• AIM OF THE TASK:
State the number of lines that include the string "назначения", and write nothing else.

• TASK INPUT:
## BEGIN

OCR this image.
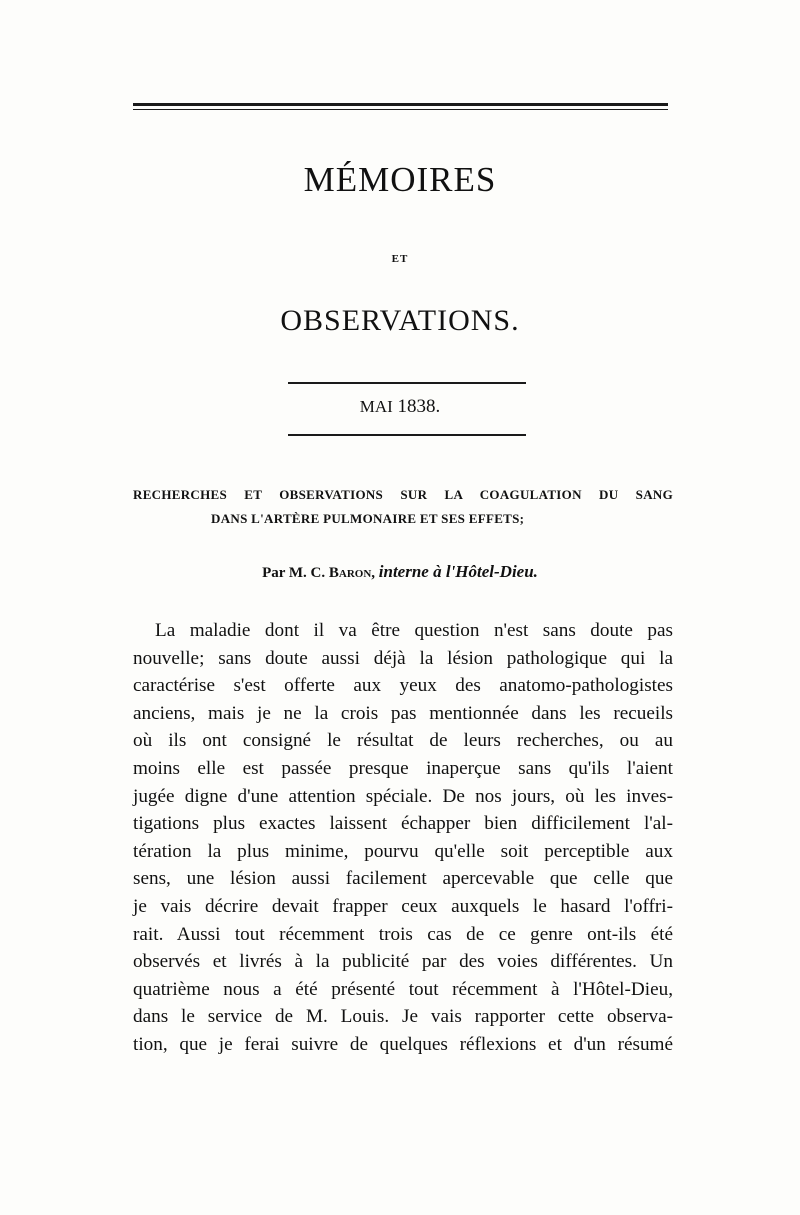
MÉMOIRES
ET
OBSERVATIONS.
MAI 1838.
RECHERCHES ET OBSERVATIONS SUR LA COAGULATION DU SANG
DANS L'ARTÈRE PULMONAIRE ET SES EFFETS;
Par M. C. Baron, interne à l'Hôtel-Dieu.
La maladie dont il va être question n'est sans doute pas
nouvelle; sans doute aussi déjà la lésion pathologique qui la
caractérise s'est offerte aux yeux des anatomo-pathologistes
anciens, mais je ne la crois pas mentionnée dans les recueils
où ils ont consigné le résultat de leurs recherches, ou au
moins elle est passée presque inaperçue sans qu'ils l'aient
jugée digne d'une attention spéciale. De nos jours, où les inves-
tigations plus exactes laissent échapper bien difficilement l'al-
tération la plus minime, pourvu qu'elle soit perceptible aux
sens, une lésion aussi facilement apercevable que celle que
je vais décrire devait frapper ceux auxquels le hasard l'offri-
rait. Aussi tout récemment trois cas de ce genre ont-ils été
observés et livrés à la publicité par des voies différentes. Un
quatrième nous a été présenté tout récemment à l'Hôtel-Dieu,
dans le service de M. Louis. Je vais rapporter cette observa-
tion, que je ferai suivre de quelques réflexions et d'un résumé
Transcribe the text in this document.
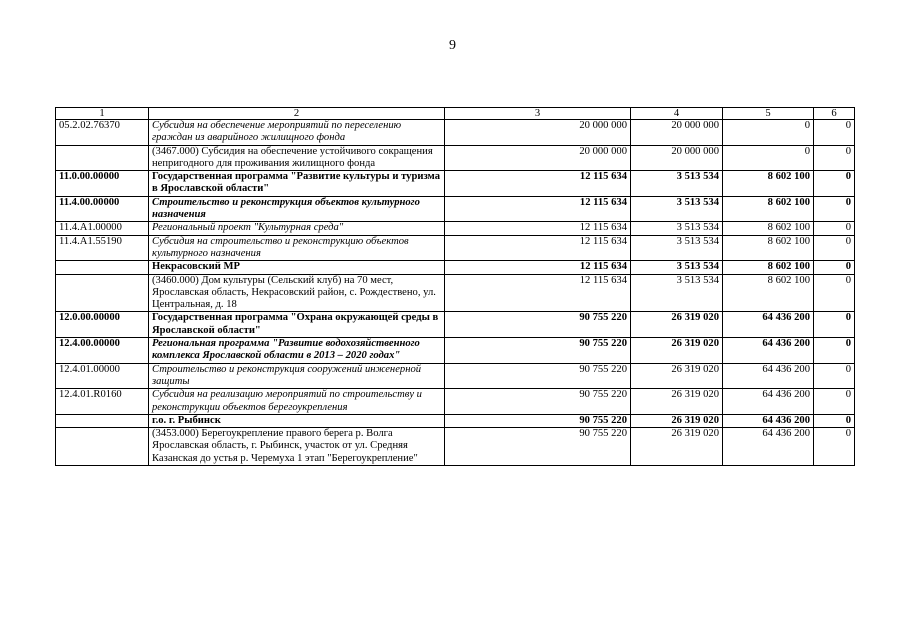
9
1	2	3	4	5	6
05.2.02.76370	Субсидия на обеспечение мероприятий по переселению граждан из аварийного жилищного фонда	20 000 000	20 000 000	0	0
	(3467.000) Субсидия на обеспечение устойчивого сокращения непригодного для проживания жилищного фонда	20 000 000	20 000 000	0	0
11.0.00.00000	Государственная программа "Развитие культуры и туризма в Ярославской области"	12 115 634	3 513 534	8 602 100	0
11.4.00.00000	Строительство и реконструкция объектов культурного назначения	12 115 634	3 513 534	8 602 100	0
11.4.A1.00000	Региональный проект "Культурная среда"	12 115 634	3 513 534	8 602 100	0
11.4.A1.55190	Субсидия на строительство и реконструкцию объектов культурного назначения	12 115 634	3 513 534	8 602 100	0
	Некрасовский МР	12 115 634	3 513 534	8 602 100	0
	(3460.000) Дом культуры (Сельский клуб) на 70 мест, Ярославская область, Некрасовский район, с. Рождествено, ул. Центральная, д. 18	12 115 634	3 513 534	8 602 100	0
12.0.00.00000	Государственная программа "Охрана окружающей среды в Ярославской области"	90 755 220	26 319 020	64 436 200	0
12.4.00.00000	Региональная программа "Развитие водохозяйственного комплекса Ярославской области в 2013 – 2020 годах"	90 755 220	26 319 020	64 436 200	0
12.4.01.00000	Строительство и реконструкция сооружений инженерной защиты	90 755 220	26 319 020	64 436 200	0
12.4.01.R0160	Субсидия на реализацию мероприятий по строительству и реконструкции объектов берегоукрепления	90 755 220	26 319 020	64 436 200	0
	г.о. г. Рыбинск	90 755 220	26 319 020	64 436 200	0
	(3453.000) Берегоукрепление правого берега р. Волга Ярославская область, г. Рыбинск, участок от ул. Средняя Казанская до устья р. Черемуха 1 этап "Берегоукрепление"	90 755 220	26 319 020	64 436 200	0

## END

• THE COMPLETED TASK:
2